#### What to do:
Copy every line that mentions the word "JSON".

──────────

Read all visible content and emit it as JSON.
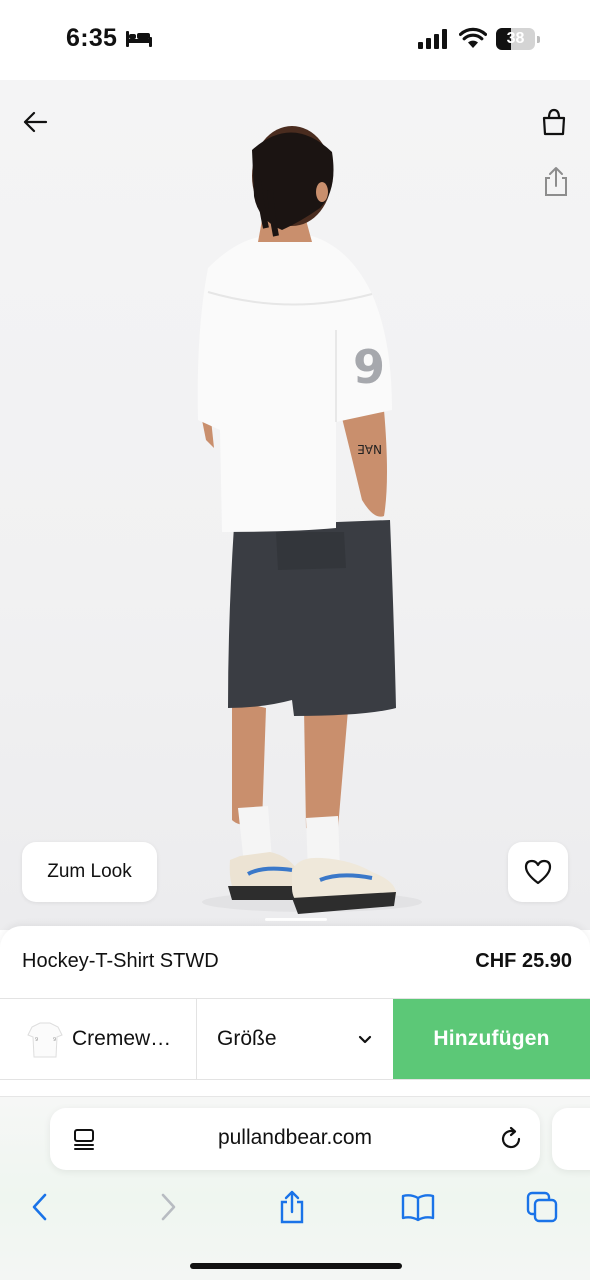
{
  "status_bar": {
    "time": "6:35",
    "battery_level": "38",
    "battery_fraction": 0.38
  },
  "product": {
    "name": "Hockey-T-Shirt STWD",
    "price": "CHF 25.90",
    "jersey_number": "9",
    "tattoo_text": "NAE"
  },
  "image_controls": {
    "look_button_label": "Zum Look",
    "icons": [
      "back-arrow-icon",
      "shopping-bag-icon",
      "share-icon",
      "heart-icon"
    ]
  },
  "purchase_bar": {
    "color_label": "Cremew…",
    "size_label": "Größe",
    "add_label": "Hinzufügen",
    "add_button_color": "#5cc877"
  },
  "browser": {
    "url": "pullandbear.com",
    "toolbar_icons": [
      "back-icon",
      "forward-icon",
      "share-icon",
      "bookmarks-icon",
      "tabs-icon"
    ],
    "accent_color": "#1a73e8"
  }
}
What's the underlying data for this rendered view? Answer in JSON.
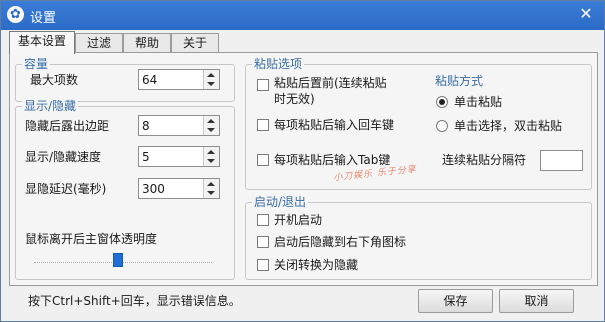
{
  "window": {
    "title": "设置",
    "close_glyph": "✕",
    "icon": "gear-icon",
    "icon_glyph": "✿"
  },
  "tabs": [
    {
      "label": "基本设置",
      "active": true
    },
    {
      "label": "过滤",
      "active": false
    },
    {
      "label": "帮助",
      "active": false
    },
    {
      "label": "关于",
      "active": false
    }
  ],
  "capacity": {
    "title": "容量",
    "max_items_label": "最大项数",
    "max_items_value": "64"
  },
  "display": {
    "title": "显示/隐藏",
    "hide_margin_label": "隐藏后露出边距",
    "hide_margin_value": "8",
    "speed_label": "显示/隐藏速度",
    "speed_value": "5",
    "delay_label": "显隐延迟(毫秒)",
    "delay_value": "300",
    "opacity_label": "鼠标离开后主窗体透明度",
    "opacity_level_percent": 47
  },
  "paste": {
    "title": "粘贴选项",
    "opt1_line1": "粘贴后置前(连续粘贴",
    "opt1_line2": "时无效)",
    "opt2": "每项粘贴后输入回车键",
    "opt3": "每项粘贴后输入Tab键",
    "mode_title": "粘贴方式",
    "mode_single": "单击粘贴",
    "mode_double": "单击选择，双击粘贴",
    "separator_label": "连续粘贴分隔符",
    "separator_value": ""
  },
  "startup": {
    "title": "启动/退出",
    "opt1": "开机启动",
    "opt2": "启动后隐藏到右下角图标",
    "opt3": "关闭转换为隐藏"
  },
  "watermark": {
    "text": "小刀娱乐  乐于分享"
  },
  "status_text": "按下Ctrl+Shift+回车，显示错误信息。",
  "buttons": {
    "save": "保存",
    "cancel": "取消"
  }
}
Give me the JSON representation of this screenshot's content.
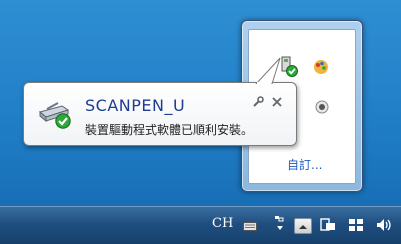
{
  "balloon": {
    "title": "SCANPEN_U",
    "message": "裝置驅動程式軟體已順利安裝。",
    "options_icon": "wrench-icon",
    "close_icon": "close-icon"
  },
  "overflow": {
    "customize_link": "自訂..."
  },
  "taskbar": {
    "language": "CH",
    "icons": [
      "keyboard-icon",
      "pen-icon",
      "show-hidden-icons-icon",
      "action-center-flag-icon",
      "network-icon",
      "volume-icon"
    ]
  },
  "colors": {
    "title": "#1e3d8f",
    "link": "#1f5dbb",
    "taskbar": "#1f4f80",
    "desktop": "#1e7cc5"
  }
}
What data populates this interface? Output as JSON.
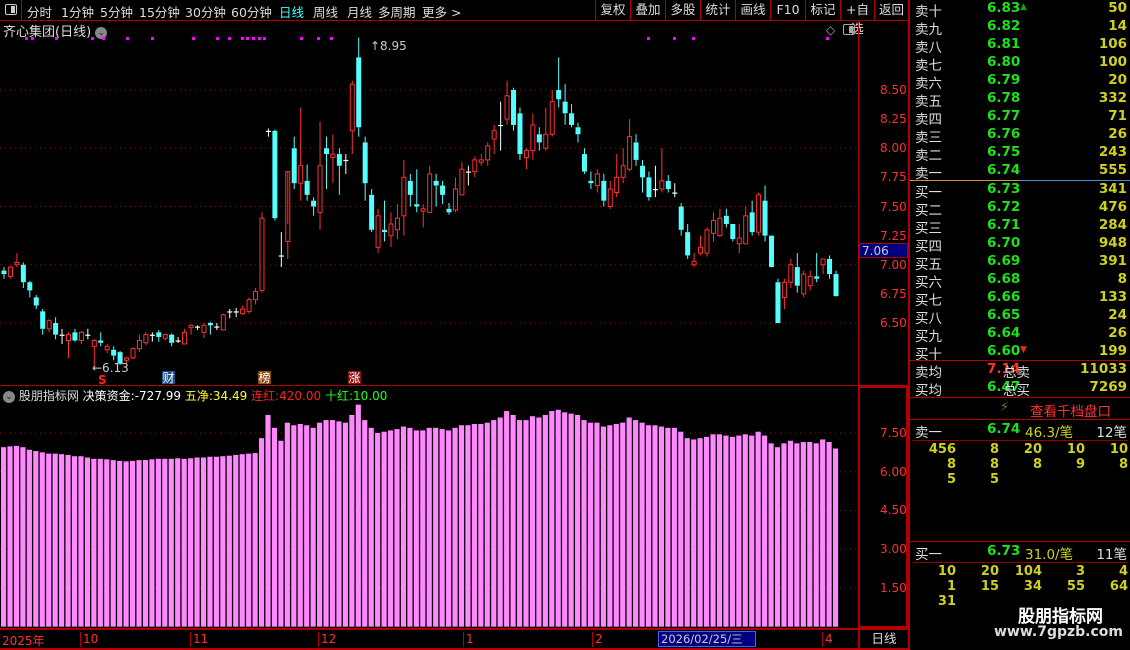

──────────

#### Solution to the problem:
Read all visible content and emit it as JSON.
What's the underlying data for this rendered view? Answer in JSON.
Give me the JSON representation of this screenshot's content.
What data populates this interface? Output as JSON.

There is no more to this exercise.